Work instructions —
Please repeat all of the listing exactly.
+ + +
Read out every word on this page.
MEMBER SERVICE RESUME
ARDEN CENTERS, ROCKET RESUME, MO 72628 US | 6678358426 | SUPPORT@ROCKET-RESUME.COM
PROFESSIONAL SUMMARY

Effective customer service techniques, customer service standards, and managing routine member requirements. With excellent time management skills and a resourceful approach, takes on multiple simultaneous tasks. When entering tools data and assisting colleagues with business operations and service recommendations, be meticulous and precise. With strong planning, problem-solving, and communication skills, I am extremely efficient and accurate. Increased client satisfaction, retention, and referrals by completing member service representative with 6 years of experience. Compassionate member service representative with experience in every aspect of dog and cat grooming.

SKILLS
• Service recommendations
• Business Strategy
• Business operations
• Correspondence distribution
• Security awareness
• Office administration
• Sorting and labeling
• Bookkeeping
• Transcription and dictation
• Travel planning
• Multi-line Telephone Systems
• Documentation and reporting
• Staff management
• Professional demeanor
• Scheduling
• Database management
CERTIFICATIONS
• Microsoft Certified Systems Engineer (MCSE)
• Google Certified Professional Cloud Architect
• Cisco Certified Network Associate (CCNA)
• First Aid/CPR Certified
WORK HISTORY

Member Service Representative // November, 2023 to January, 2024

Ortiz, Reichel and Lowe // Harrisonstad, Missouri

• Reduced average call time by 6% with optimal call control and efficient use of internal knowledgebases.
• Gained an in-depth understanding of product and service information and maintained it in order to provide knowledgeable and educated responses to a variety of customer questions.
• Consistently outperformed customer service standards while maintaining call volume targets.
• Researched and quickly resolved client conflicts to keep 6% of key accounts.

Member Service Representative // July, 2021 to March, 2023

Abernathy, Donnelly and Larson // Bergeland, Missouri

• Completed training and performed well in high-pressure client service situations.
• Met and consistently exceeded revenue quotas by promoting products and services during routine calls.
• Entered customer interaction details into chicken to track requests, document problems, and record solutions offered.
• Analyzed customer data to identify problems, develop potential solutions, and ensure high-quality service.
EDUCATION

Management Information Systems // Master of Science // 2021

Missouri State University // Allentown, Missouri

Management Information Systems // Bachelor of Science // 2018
+ + +
Exercise response —
Read out every word on this page.
MEMBER SERVICE RESUME
ARDEN CENTERS, ROCKET RESUME, MO 72628 US | 6678358426 | SUPPORT@ROCKET-RESUME.COM
PROFESSIONAL SUMMARY

Effective customer service techniques, customer service standards, and managing routine member requirements. With excellent time management skills and a resourceful approach, takes on multiple simultaneous tasks. When entering tools data and assisting colleagues with business operations and service recommendations, be meticulous and precise. With strong planning, problem-solving, and communication skills, I am extremely efficient and accurate. Increased client satisfaction, retention, and referrals by completing member service representative with 6 years of experience. Compassionate member service representative with experience in every aspect of dog and cat grooming.

SKILLS
• Service recommendations
• Business Strategy
• Business operations
• Correspondence distribution
• Security awareness
• Office administration
• Sorting and labeling
• Bookkeeping
• Transcription and dictation
• Travel planning
• Multi-line Telephone Systems
• Documentation and reporting
• Staff management
• Professional demeanor
• Scheduling
• Database management
CERTIFICATIONS
• Microsoft Certified Systems Engineer (MCSE)
• Google Certified Professional Cloud Architect
• Cisco Certified Network Associate (CCNA)
• First Aid/CPR Certified
WORK HISTORY

Member Service Representative // November, 2023 to January, 2024

Ortiz, Reichel and Lowe // Harrisonstad, Missouri

• Reduced average call time by 6% with optimal call control and efficient use of internal knowledgebases.
• Gained an in-depth understanding of product and service information and maintained it in order to provide knowledgeable and educated responses to a variety of customer questions.
• Consistently outperformed customer service standards while maintaining call volume targets.
• Researched and quickly resolved client conflicts to keep 6% of key accounts.

Member Service Representative // July, 2021 to March, 2023

Abernathy, Donnelly and Larson // Bergeland, Missouri

• Completed training and performed well in high-pressure client service situations.
• Met and consistently exceeded revenue quotas by promoting products and services during routine calls.
• Entered customer interaction details into chicken to track requests, document problems, and record solutions offered.
• Analyzed customer data to identify problems, develop potential solutions, and ensure high-quality service.
EDUCATION

Management Information Systems // Master of Science // 2021

Missouri State University // Allentown, Missouri

Management Information Systems // Bachelor of Science // 2018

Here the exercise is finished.